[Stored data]
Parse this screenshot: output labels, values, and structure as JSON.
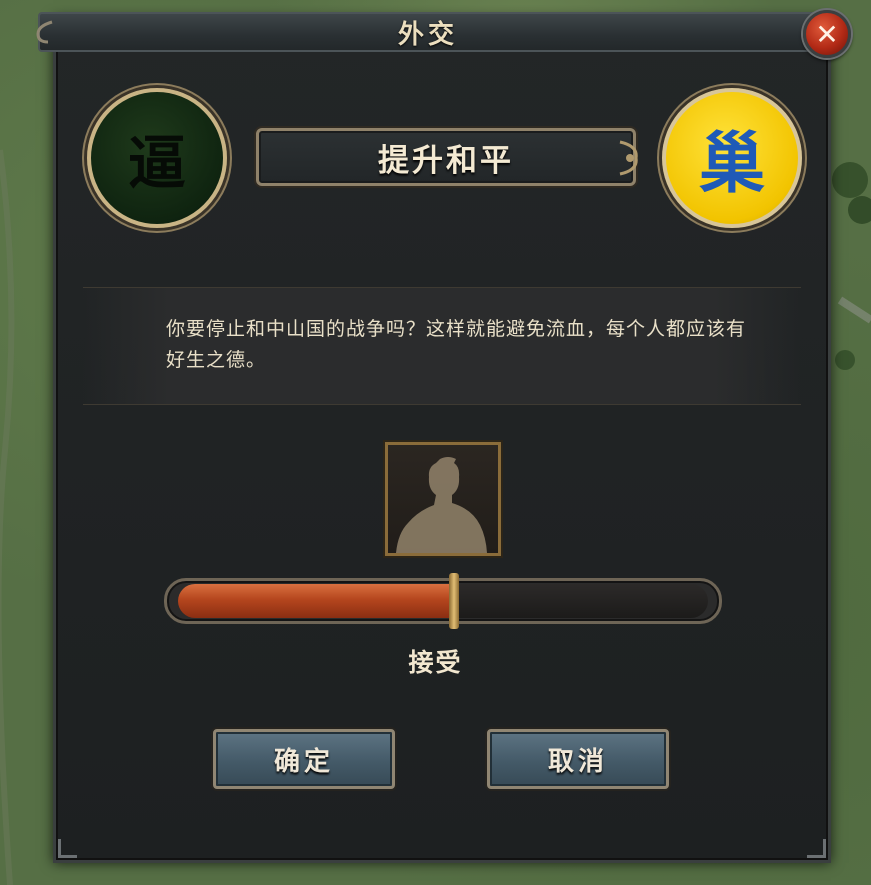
{
  "window": {
    "title": "外交"
  },
  "action": {
    "title": "提升和平"
  },
  "factions": {
    "left": {
      "glyph": "逼",
      "color": "#0f2410",
      "glyph_color": "#060b06"
    },
    "right": {
      "glyph": "巢",
      "color": "#f2c400",
      "glyph_color": "#1f5ab7"
    }
  },
  "message": {
    "text": "你要停止和中山国的战争吗？这样就能避免流血，每个人都应该有好生之德。"
  },
  "acceptance": {
    "label": "接受",
    "fraction": 0.52,
    "fill_color": "#b5461e"
  },
  "buttons": {
    "confirm": "确定",
    "cancel": "取消"
  },
  "icons": {
    "close": "close-icon",
    "portrait": "advisor-silhouette-icon"
  }
}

→ TASK STATEMENT: Each line of the data is to be duplicated exactly; pictures stay out of the copy.

→ FINAL RESULT:
Parse this screenshot: output labels, values, and structure as JSON.
{
  "window": {
    "title": "外交"
  },
  "action": {
    "title": "提升和平"
  },
  "factions": {
    "left": {
      "glyph": "逼",
      "color": "#0f2410",
      "glyph_color": "#060b06"
    },
    "right": {
      "glyph": "巢",
      "color": "#f2c400",
      "glyph_color": "#1f5ab7"
    }
  },
  "message": {
    "text": "你要停止和中山国的战争吗？这样就能避免流血，每个人都应该有好生之德。"
  },
  "acceptance": {
    "label": "接受",
    "fraction": 0.52,
    "fill_color": "#b5461e"
  },
  "buttons": {
    "confirm": "确定",
    "cancel": "取消"
  },
  "icons": {
    "close": "close-icon",
    "portrait": "advisor-silhouette-icon"
  }
}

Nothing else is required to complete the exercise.